**Task to complete**
Could every line of the data be printed exactly as it reads?

-- begin --

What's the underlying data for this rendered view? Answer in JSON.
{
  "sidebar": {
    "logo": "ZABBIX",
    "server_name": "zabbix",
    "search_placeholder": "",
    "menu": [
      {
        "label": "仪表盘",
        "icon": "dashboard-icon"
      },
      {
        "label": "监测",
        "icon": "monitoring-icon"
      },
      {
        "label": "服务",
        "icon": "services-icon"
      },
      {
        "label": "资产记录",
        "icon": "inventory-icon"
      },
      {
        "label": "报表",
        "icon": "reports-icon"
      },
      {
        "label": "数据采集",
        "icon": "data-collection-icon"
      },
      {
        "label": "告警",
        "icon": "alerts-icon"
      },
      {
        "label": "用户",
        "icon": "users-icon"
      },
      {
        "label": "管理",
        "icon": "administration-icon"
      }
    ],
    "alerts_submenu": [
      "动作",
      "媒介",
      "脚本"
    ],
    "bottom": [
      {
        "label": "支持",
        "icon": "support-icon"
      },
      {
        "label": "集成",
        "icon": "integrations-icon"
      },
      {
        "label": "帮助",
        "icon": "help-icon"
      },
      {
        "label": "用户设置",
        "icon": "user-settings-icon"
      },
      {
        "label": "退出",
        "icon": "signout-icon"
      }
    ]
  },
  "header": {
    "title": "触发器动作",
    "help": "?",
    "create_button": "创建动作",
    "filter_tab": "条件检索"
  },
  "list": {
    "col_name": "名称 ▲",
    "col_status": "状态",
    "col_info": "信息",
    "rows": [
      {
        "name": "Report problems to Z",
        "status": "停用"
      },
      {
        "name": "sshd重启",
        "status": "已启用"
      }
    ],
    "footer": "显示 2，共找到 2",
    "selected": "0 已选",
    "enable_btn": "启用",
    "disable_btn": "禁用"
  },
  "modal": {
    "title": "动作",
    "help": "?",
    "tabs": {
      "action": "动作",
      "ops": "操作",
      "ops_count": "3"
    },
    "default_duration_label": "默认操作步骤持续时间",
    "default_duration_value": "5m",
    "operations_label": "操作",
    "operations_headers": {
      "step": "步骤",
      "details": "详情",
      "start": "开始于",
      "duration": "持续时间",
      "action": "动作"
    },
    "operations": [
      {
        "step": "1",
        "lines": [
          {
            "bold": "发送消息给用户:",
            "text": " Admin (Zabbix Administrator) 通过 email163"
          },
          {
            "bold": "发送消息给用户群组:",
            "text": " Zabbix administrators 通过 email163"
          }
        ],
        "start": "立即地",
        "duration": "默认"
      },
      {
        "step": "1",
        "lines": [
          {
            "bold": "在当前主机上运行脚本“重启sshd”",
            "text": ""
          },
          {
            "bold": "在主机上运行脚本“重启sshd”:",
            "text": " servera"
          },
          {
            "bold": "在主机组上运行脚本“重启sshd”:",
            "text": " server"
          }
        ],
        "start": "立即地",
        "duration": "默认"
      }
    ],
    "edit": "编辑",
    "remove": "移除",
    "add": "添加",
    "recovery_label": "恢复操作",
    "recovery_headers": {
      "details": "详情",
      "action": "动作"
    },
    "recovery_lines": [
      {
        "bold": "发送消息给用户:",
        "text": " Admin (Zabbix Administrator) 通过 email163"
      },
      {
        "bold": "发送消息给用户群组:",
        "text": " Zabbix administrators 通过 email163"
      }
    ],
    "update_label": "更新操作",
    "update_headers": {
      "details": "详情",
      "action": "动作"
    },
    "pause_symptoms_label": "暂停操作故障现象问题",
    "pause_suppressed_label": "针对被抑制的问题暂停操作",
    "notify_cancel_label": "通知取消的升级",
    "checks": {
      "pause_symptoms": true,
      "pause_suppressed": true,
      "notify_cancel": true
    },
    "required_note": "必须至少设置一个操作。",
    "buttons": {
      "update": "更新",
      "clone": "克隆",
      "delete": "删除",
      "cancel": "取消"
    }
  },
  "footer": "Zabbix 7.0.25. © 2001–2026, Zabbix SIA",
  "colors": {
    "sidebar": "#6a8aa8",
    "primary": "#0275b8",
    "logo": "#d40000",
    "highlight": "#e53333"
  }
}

-- end --

**Correct output**
What's the underlying data for this rendered view? Answer in JSON.
{
  "sidebar": {
    "logo": "ZABBIX",
    "server_name": "zabbix",
    "search_placeholder": "",
    "menu": [
      {
        "label": "仪表盘",
        "icon": "dashboard-icon"
      },
      {
        "label": "监测",
        "icon": "monitoring-icon"
      },
      {
        "label": "服务",
        "icon": "services-icon"
      },
      {
        "label": "资产记录",
        "icon": "inventory-icon"
      },
      {
        "label": "报表",
        "icon": "reports-icon"
      },
      {
        "label": "数据采集",
        "icon": "data-collection-icon"
      },
      {
        "label": "告警",
        "icon": "alerts-icon"
      },
      {
        "label": "用户",
        "icon": "users-icon"
      },
      {
        "label": "管理",
        "icon": "administration-icon"
      }
    ],
    "alerts_submenu": [
      "动作",
      "媒介",
      "脚本"
    ],
    "bottom": [
      {
        "label": "支持",
        "icon": "support-icon"
      },
      {
        "label": "集成",
        "icon": "integrations-icon"
      },
      {
        "label": "帮助",
        "icon": "help-icon"
      },
      {
        "label": "用户设置",
        "icon": "user-settings-icon"
      },
      {
        "label": "退出",
        "icon": "signout-icon"
      }
    ]
  },
  "header": {
    "title": "触发器动作",
    "help": "?",
    "create_button": "创建动作",
    "filter_tab": "条件检索"
  },
  "list": {
    "col_name": "名称 ▲",
    "col_status": "状态",
    "col_info": "信息",
    "rows": [
      {
        "name": "Report problems to Z",
        "status": "停用"
      },
      {
        "name": "sshd重启",
        "status": "已启用"
      }
    ],
    "footer": "显示 2，共找到 2",
    "selected": "0 已选",
    "enable_btn": "启用",
    "disable_btn": "禁用"
  },
  "modal": {
    "title": "动作",
    "help": "?",
    "tabs": {
      "action": "动作",
      "ops": "操作",
      "ops_count": "3"
    },
    "default_duration_label": "默认操作步骤持续时间",
    "default_duration_value": "5m",
    "operations_label": "操作",
    "operations_headers": {
      "step": "步骤",
      "details": "详情",
      "start": "开始于",
      "duration": "持续时间",
      "action": "动作"
    },
    "operations": [
      {
        "step": "1",
        "lines": [
          {
            "bold": "发送消息给用户:",
            "text": " Admin (Zabbix Administrator) 通过 email163"
          },
          {
            "bold": "发送消息给用户群组:",
            "text": " Zabbix administrators 通过 email163"
          }
        ],
        "start": "立即地",
        "duration": "默认"
      },
      {
        "step": "1",
        "lines": [
          {
            "bold": "在当前主机上运行脚本“重启sshd”",
            "text": ""
          },
          {
            "bold": "在主机上运行脚本“重启sshd”:",
            "text": " servera"
          },
          {
            "bold": "在主机组上运行脚本“重启sshd”:",
            "text": " server"
          }
        ],
        "start": "立即地",
        "duration": "默认"
      }
    ],
    "edit": "编辑",
    "remove": "移除",
    "add": "添加",
    "recovery_label": "恢复操作",
    "recovery_headers": {
      "details": "详情",
      "action": "动作"
    },
    "recovery_lines": [
      {
        "bold": "发送消息给用户:",
        "text": " Admin (Zabbix Administrator) 通过 email163"
      },
      {
        "bold": "发送消息给用户群组:",
        "text": " Zabbix administrators 通过 email163"
      }
    ],
    "update_label": "更新操作",
    "update_headers": {
      "details": "详情",
      "action": "动作"
    },
    "pause_symptoms_label": "暂停操作故障现象问题",
    "pause_suppressed_label": "针对被抑制的问题暂停操作",
    "notify_cancel_label": "通知取消的升级",
    "checks": {
      "pause_symptoms": true,
      "pause_suppressed": true,
      "notify_cancel": true
    },
    "required_note": "必须至少设置一个操作。",
    "buttons": {
      "update": "更新",
      "clone": "克隆",
      "delete": "删除",
      "cancel": "取消"
    }
  },
  "footer": "Zabbix 7.0.25. © 2001–2026, Zabbix SIA",
  "colors": {
    "sidebar": "#6a8aa8",
    "primary": "#0275b8",
    "logo": "#d40000",
    "highlight": "#e53333"
  }
}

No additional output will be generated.